• **TO DO**: Without changing a character, return the entries, but not the images they hold.

>>>>>

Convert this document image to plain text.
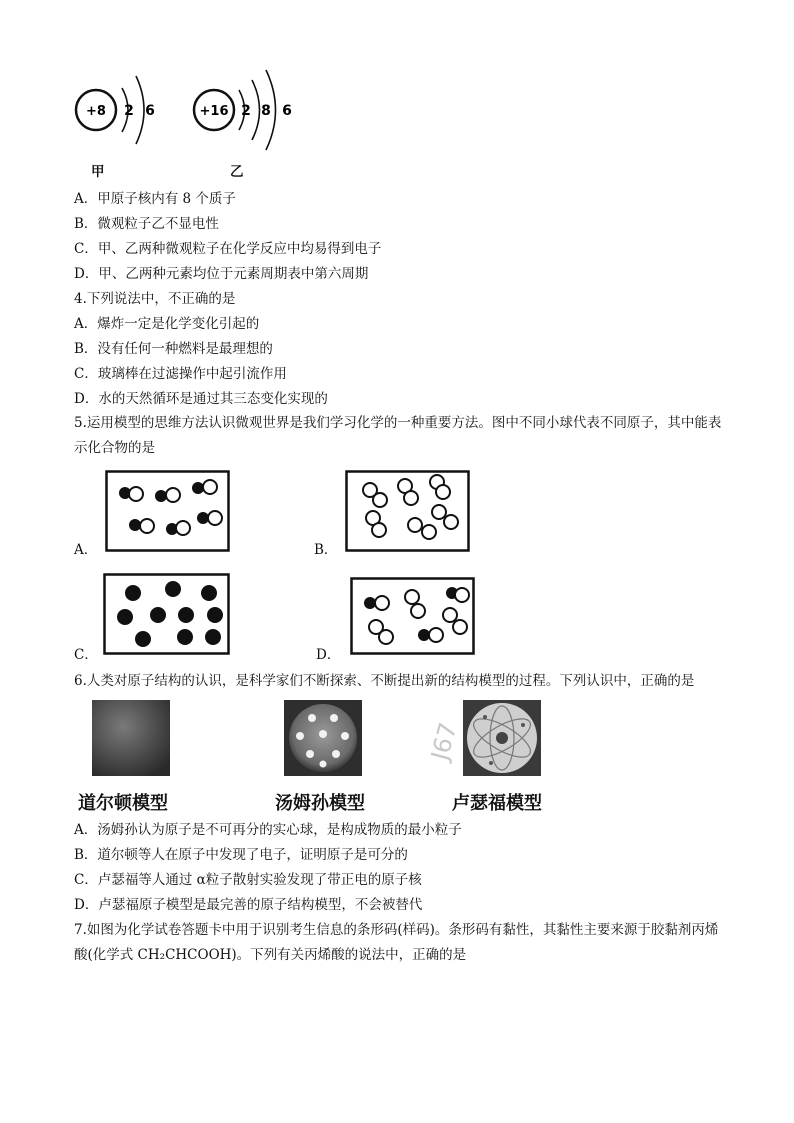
+8 2 6	+16 2 8 6
甲	乙
A．甲原子核内有 8 个质子
B．微观粒子乙不显电性
C．甲、乙两种微观粒子在化学反应中均易得到电子
D．甲、乙两种元素均位于元素周期表中第六周期
4.下列说法中，不正确的是
A．爆炸一定是化学变化引起的
B．没有任何一种燃料是最理想的
C．玻璃棒在过滤操作中起引流作用
D．水的天然循环是通过其三态变化实现的
5.运用模型的思维方法认识微观世界是我们学习化学的一种重要方法。图中不同小球代表不同原子，其中能表示化合物的是
A．	B．
C．	D．
6.人类对原子结构的认识，是科学家们不断探索、不断提出新的结构模型的过程。下列认识中，正确的是
J67
道尔顿模型	汤姆孙模型	卢瑟福模型
A．汤姆孙认为原子是不可再分的实心球，是构成物质的最小粒子
B．道尔顿等人在原子中发现了电子，证明原子是可分的
C．卢瑟福等人通过 α粒子散射实验发现了带正电的原子核
D．卢瑟福原子模型是最完善的原子结构模型，不会被替代
7.如图为化学试卷答题卡中用于识别考生信息的条形码(样码)。条形码有黏性，其黏性主要来源于胶黏剂丙烯酸(化学式 CH₂CHCOOH)。下列有关丙烯酸的说法中，正确的是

<<<<<

• **CORRECT ANSWER**:
Convert this document image to plain text.
+8 2 6	+16 2 8 6
甲	乙
A．甲原子核内有 8 个质子
B．微观粒子乙不显电性
C．甲、乙两种微观粒子在化学反应中均易得到电子
D．甲、乙两种元素均位于元素周期表中第六周期
4.下列说法中，不正确的是
A．爆炸一定是化学变化引起的
B．没有任何一种燃料是最理想的
C．玻璃棒在过滤操作中起引流作用
D．水的天然循环是通过其三态变化实现的
5.运用模型的思维方法认识微观世界是我们学习化学的一种重要方法。图中不同小球代表不同原子，其中能表示化合物的是
A．	B．
C．	D．
6.人类对原子结构的认识，是科学家们不断探索、不断提出新的结构模型的过程。下列认识中，正确的是
J67
道尔顿模型	汤姆孙模型	卢瑟福模型
A．汤姆孙认为原子是不可再分的实心球，是构成物质的最小粒子
B．道尔顿等人在原子中发现了电子，证明原子是可分的
C．卢瑟福等人通过 α粒子散射实验发现了带正电的原子核
D．卢瑟福原子模型是最完善的原子结构模型，不会被替代
7.如图为化学试卷答题卡中用于识别考生信息的条形码(样码)。条形码有黏性，其黏性主要来源于胶黏剂丙烯酸(化学式 CH₂CHCOOH)。下列有关丙烯酸的说法中，正确的是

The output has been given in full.